RECORDS SUPPLIED
_ _ _ _ _

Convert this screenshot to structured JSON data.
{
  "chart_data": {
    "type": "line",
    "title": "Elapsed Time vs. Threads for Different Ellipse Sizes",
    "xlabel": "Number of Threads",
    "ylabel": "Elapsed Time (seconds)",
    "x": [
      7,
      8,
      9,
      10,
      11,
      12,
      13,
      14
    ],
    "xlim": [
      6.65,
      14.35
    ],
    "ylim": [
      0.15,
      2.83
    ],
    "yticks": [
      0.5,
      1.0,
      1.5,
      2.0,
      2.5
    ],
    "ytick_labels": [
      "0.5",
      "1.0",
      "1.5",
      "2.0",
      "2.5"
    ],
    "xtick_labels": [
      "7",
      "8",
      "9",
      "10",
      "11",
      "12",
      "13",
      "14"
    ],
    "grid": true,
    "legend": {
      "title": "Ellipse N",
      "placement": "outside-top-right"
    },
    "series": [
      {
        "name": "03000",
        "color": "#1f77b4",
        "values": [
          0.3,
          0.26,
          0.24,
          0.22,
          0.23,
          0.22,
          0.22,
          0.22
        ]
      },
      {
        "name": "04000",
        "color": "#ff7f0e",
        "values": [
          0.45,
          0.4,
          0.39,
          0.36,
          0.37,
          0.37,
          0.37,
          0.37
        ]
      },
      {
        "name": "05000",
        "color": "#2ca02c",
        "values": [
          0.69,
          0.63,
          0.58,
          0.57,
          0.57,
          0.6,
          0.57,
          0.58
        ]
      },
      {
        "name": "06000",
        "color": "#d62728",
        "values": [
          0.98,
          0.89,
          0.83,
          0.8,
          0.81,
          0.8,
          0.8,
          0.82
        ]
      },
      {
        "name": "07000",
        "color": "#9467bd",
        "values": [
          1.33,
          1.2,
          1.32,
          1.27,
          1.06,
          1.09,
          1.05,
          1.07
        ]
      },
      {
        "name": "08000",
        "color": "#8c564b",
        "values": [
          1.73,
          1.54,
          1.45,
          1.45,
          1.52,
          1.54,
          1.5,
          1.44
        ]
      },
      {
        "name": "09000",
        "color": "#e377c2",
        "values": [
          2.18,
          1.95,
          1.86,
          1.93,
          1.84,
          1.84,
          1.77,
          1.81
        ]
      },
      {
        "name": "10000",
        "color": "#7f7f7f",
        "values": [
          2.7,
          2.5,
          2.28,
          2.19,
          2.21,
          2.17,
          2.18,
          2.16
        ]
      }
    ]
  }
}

_ _ _ _ _

AIM OF THE EXERCISE
Each line of the listing should be echoed back exactly.

COMPLETE RESPONSE
Convert this screenshot to structured JSON data.
{
  "chart_data": {
    "type": "line",
    "title": "Elapsed Time vs. Threads for Different Ellipse Sizes",
    "xlabel": "Number of Threads",
    "ylabel": "Elapsed Time (seconds)",
    "x": [
      7,
      8,
      9,
      10,
      11,
      12,
      13,
      14
    ],
    "xlim": [
      6.65,
      14.35
    ],
    "ylim": [
      0.15,
      2.83
    ],
    "yticks": [
      0.5,
      1.0,
      1.5,
      2.0,
      2.5
    ],
    "ytick_labels": [
      "0.5",
      "1.0",
      "1.5",
      "2.0",
      "2.5"
    ],
    "xtick_labels": [
      "7",
      "8",
      "9",
      "10",
      "11",
      "12",
      "13",
      "14"
    ],
    "grid": true,
    "legend": {
      "title": "Ellipse N",
      "placement": "outside-top-right"
    },
    "series": [
      {
        "name": "03000",
        "color": "#1f77b4",
        "values": [
          0.3,
          0.26,
          0.24,
          0.22,
          0.23,
          0.22,
          0.22,
          0.22
        ]
      },
      {
        "name": "04000",
        "color": "#ff7f0e",
        "values": [
          0.45,
          0.4,
          0.39,
          0.36,
          0.37,
          0.37,
          0.37,
          0.37
        ]
      },
      {
        "name": "05000",
        "color": "#2ca02c",
        "values": [
          0.69,
          0.63,
          0.58,
          0.57,
          0.57,
          0.6,
          0.57,
          0.58
        ]
      },
      {
        "name": "06000",
        "color": "#d62728",
        "values": [
          0.98,
          0.89,
          0.83,
          0.8,
          0.81,
          0.8,
          0.8,
          0.82
        ]
      },
      {
        "name": "07000",
        "color": "#9467bd",
        "values": [
          1.33,
          1.2,
          1.32,
          1.27,
          1.06,
          1.09,
          1.05,
          1.07
        ]
      },
      {
        "name": "08000",
        "color": "#8c564b",
        "values": [
          1.73,
          1.54,
          1.45,
          1.45,
          1.52,
          1.54,
          1.5,
          1.44
        ]
      },
      {
        "name": "09000",
        "color": "#e377c2",
        "values": [
          2.18,
          1.95,
          1.86,
          1.93,
          1.84,
          1.84,
          1.77,
          1.81
        ]
      },
      {
        "name": "10000",
        "color": "#7f7f7f",
        "values": [
          2.7,
          2.5,
          2.28,
          2.19,
          2.21,
          2.17,
          2.18,
          2.16
        ]
      }
    ]
  }
}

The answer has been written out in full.